• _TASK OBJECTIVE_
Count how many lines hold the string "Listings". Answer with that number and nothing more.

(Entries with figure data)
* Begin *
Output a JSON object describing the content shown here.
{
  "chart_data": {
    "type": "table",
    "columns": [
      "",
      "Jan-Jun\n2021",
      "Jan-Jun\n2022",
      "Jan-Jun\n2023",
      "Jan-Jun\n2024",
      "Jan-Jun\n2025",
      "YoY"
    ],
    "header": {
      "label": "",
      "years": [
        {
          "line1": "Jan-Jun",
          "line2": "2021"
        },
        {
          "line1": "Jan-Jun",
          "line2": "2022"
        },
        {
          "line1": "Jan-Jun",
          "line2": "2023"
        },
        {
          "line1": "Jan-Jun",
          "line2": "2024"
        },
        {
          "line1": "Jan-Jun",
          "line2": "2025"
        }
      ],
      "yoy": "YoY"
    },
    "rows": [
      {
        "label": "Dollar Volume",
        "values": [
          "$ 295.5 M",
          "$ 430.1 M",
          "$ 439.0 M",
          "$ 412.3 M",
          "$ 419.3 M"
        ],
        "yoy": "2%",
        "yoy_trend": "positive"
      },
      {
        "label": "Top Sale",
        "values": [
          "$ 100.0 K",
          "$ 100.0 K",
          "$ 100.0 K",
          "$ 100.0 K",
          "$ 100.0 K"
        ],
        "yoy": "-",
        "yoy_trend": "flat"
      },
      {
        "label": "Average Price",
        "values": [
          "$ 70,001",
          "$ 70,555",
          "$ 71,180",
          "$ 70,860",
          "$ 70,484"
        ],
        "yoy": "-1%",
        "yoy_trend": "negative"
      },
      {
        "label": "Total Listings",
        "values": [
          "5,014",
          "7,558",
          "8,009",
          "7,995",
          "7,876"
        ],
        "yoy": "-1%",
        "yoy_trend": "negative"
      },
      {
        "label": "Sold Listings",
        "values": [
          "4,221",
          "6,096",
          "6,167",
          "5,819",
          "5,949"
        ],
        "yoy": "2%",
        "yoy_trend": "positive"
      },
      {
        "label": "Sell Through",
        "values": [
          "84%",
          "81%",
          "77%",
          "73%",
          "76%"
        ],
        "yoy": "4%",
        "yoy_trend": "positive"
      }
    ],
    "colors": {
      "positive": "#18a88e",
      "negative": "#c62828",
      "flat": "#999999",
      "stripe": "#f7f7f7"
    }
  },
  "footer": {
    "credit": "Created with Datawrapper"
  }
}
* End *
• _SOLUTION BELOW_
2